## EXERCISE DESCRIPTION
Resume the account of John Ware's ranching years on Sheep Creek, beginning after its final sentence.

## EXTRACTED TEXT
* start *

When life returned to normal, John Ware resumed his work at the Quorn Ranch. There, he ingratiated himself with both his fellow cowboys and his blue-blooded employers. According to an article in the June 23, 1885 issue of Fort Macleod‘s Macleod Gazette, “John is not only one of the best-natured and most obliging fellows in the country, but he is one of the shrewdest cow men, and the man is considered pretty lucky who has him to look after his interest. The horse is not running on the prairie which John cannot ride.”
Homestead
By the summer of 1885, John Ware divided much of his time between the Quorn Ranch and his own homestead on Sheep Creek. Earlier that spring, he registered a brand for his own cattle. The symbol he chose for his brand was ‘9999’, perhaps due to the fact that he could afford nine head of cattle at that time. Years later, Ware reduced his brand to ‘999’ out of concern that a four-digit brand was excessively painful for the cattle to which it was applied.
The winter of 1886 was disastrous for the ranchers of what would become Southern Alberta. Cattle starved to death on account of heavy snowfall which precluded access to their food. That winter, John Ware lost half his herd.

* end *

## LISTED RECORDS
* start *

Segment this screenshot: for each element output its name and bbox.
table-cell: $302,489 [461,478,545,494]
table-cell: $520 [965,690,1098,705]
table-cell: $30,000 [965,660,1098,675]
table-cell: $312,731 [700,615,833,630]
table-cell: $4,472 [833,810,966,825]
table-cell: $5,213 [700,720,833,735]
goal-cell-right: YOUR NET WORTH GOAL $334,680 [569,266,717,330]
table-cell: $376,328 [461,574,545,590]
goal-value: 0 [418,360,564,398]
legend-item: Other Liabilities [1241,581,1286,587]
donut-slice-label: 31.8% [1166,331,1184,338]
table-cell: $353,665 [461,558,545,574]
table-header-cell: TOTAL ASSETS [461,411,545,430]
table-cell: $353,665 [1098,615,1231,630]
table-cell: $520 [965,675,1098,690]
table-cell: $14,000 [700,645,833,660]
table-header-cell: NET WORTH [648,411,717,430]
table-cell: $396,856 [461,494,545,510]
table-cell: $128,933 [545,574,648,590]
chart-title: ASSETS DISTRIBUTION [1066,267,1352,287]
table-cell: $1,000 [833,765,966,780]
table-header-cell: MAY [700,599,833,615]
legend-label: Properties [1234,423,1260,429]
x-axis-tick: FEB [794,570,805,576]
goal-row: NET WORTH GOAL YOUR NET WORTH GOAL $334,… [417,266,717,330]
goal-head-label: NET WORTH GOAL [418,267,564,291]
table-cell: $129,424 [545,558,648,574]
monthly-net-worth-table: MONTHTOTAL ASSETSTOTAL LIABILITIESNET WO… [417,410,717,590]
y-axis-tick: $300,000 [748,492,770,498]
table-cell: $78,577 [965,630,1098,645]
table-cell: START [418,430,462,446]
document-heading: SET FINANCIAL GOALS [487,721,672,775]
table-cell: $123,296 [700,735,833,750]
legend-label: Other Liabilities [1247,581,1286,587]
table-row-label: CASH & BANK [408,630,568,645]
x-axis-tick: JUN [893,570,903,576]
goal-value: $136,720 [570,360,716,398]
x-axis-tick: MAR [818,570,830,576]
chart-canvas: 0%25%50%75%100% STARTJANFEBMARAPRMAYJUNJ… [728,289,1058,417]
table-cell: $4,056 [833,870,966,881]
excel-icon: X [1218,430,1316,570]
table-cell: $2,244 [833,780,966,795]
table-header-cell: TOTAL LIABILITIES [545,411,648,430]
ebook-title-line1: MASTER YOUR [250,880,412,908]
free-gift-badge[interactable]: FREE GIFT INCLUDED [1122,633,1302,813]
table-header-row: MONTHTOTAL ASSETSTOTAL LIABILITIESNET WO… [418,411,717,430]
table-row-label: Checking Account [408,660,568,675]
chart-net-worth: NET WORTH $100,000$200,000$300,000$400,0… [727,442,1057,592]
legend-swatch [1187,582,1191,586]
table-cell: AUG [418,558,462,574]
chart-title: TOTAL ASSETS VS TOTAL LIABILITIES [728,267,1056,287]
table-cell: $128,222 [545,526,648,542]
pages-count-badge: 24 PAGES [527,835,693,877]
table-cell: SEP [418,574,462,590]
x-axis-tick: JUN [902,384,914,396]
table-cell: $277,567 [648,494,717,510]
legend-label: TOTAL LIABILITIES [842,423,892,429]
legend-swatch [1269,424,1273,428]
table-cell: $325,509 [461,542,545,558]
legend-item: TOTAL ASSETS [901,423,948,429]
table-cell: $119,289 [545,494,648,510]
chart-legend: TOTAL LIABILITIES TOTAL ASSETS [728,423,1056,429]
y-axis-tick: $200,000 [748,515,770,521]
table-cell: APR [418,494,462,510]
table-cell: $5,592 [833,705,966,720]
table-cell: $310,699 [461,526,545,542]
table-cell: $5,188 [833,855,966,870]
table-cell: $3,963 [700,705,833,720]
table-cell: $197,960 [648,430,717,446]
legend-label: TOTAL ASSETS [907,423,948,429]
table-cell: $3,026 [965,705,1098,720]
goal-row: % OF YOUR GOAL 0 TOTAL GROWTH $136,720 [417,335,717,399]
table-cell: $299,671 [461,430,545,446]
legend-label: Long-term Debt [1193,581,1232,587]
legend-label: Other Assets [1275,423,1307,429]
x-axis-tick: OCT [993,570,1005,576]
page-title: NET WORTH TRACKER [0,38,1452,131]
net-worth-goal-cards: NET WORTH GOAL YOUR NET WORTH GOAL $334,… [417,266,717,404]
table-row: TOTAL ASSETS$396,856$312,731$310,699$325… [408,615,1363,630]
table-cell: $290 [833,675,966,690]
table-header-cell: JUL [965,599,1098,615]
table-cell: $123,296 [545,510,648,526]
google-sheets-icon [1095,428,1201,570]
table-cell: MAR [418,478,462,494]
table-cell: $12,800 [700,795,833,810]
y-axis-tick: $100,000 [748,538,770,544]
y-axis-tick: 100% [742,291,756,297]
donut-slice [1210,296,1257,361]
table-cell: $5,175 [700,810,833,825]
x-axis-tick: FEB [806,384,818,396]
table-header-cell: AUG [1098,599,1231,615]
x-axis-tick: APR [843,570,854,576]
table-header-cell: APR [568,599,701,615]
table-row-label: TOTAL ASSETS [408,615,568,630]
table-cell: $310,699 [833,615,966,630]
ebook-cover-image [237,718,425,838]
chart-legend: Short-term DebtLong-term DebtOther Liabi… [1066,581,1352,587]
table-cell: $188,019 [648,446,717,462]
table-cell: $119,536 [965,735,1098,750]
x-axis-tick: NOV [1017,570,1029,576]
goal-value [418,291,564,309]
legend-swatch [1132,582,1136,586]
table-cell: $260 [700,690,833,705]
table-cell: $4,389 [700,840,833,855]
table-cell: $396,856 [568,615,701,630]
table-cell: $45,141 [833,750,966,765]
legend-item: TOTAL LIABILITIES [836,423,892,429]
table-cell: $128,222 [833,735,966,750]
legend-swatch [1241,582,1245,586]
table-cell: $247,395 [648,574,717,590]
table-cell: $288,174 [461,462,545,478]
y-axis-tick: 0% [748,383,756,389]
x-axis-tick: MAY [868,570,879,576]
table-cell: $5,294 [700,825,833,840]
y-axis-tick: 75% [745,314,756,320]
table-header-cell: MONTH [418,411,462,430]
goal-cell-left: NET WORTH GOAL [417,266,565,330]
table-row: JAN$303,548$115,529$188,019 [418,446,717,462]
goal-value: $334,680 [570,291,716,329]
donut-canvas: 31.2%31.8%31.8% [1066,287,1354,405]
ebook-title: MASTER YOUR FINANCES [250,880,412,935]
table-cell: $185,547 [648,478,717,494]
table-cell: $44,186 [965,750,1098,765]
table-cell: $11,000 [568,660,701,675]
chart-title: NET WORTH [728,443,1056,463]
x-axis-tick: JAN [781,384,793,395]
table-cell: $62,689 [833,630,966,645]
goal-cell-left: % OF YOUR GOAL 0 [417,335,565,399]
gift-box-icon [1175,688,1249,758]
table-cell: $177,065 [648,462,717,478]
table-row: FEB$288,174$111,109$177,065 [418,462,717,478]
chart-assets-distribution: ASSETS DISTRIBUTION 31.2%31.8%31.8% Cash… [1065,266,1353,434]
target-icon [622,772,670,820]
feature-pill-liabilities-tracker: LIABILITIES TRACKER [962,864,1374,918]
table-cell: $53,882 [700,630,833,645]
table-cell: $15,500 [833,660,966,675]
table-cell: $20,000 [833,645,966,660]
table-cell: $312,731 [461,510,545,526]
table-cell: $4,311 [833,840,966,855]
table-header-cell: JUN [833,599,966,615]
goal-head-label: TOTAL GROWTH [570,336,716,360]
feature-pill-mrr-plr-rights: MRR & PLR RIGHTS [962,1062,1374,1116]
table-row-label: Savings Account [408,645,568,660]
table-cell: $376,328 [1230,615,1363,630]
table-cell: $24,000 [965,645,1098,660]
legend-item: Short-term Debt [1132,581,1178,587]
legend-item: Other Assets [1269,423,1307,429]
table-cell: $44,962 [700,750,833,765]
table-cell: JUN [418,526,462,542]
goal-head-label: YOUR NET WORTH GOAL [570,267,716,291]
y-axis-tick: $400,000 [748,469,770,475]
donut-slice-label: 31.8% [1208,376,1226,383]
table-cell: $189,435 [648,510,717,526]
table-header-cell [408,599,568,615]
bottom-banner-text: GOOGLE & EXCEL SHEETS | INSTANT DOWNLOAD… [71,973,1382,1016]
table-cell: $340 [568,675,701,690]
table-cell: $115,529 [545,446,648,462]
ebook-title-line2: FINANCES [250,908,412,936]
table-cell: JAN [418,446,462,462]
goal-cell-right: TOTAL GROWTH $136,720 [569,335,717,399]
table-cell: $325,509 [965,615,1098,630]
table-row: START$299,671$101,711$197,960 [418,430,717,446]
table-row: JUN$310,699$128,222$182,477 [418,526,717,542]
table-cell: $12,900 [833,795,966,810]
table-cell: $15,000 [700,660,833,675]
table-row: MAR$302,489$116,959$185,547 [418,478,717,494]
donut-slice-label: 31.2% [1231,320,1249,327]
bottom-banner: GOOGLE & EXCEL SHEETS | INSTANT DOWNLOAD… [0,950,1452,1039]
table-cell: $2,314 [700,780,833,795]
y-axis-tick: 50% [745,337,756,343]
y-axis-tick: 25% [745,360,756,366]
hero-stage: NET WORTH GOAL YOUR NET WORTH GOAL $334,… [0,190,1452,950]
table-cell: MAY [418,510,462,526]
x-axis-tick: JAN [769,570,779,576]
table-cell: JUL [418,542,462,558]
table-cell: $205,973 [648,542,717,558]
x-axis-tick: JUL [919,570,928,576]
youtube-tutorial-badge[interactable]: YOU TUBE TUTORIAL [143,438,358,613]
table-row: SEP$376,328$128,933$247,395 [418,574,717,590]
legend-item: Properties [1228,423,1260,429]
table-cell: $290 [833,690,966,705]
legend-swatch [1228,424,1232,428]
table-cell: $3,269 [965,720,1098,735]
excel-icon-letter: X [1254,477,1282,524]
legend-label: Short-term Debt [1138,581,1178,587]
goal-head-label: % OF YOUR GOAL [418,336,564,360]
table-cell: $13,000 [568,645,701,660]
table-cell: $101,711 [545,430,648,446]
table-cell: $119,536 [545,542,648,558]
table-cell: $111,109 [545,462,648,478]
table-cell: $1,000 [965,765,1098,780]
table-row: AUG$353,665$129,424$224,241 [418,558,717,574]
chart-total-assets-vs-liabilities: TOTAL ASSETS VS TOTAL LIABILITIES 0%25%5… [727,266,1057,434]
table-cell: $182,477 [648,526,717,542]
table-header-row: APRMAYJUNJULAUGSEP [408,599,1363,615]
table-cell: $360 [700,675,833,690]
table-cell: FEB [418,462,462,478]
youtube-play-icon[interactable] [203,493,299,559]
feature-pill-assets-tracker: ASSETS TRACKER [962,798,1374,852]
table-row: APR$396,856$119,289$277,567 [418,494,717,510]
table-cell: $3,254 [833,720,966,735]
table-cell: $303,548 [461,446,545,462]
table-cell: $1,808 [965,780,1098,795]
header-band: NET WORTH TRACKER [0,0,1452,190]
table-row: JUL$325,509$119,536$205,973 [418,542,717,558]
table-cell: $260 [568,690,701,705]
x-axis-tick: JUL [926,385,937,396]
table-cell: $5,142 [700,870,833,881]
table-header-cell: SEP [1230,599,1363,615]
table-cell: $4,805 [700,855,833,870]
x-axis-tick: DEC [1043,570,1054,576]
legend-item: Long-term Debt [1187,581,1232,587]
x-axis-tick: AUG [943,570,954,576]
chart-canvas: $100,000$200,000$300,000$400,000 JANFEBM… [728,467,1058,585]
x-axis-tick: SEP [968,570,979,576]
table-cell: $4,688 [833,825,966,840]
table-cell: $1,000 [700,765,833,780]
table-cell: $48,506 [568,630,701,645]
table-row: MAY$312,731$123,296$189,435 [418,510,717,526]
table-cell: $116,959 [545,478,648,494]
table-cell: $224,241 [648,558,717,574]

* end *

## EXERCISE RESPONSE
Marriage
In 1891, John Barter introduced John Ware to the Lewis family, a black family recently arrived in Calgary from Ontario. Ware immediately took a fancy to the Lewis’ eldest daughter, Mildred. That Christmas, Ware asked Mildred to be his wife. The young lady accepted the proposal, and the two were married on February 29, 1892, in Calgary’s First Baptist Church. An article in the Calgary Tribune claimed that “probably no man in the district has a greater number of warm personal friends than the groom.”
The following year, on March 9, 1893, Mildred gave birth to their first child, Amanda “Nettie” Janet. She was the first of five children John and Mildred had together.
Red Deer River
For nine happy years, John and Mildred raised their family on their ranch on Sheep Creek. The Ware family was well-liked by local ranchers, Mildred being a gracious hostess and John always willing to lend a helping hand to a neighbour in need.
Ever since the completion of the Canadian Pacific Railway in 1885, settlers from Europe and Eastern Canada began streaming into the Canadian prairies, hoping to secure for themselves and their families a piece of the so-called “Last Best West.” These newcomers often found themselves competing for land with old-time ranchers. In order to avoid such competition, John Ware decided to rebuild his ranch on a more remote piece of real estate. In 1902, he relocated his family to a stretch of land along the Red Deer River near what is now Duchess, a village situated just north of Brooks, Alberta.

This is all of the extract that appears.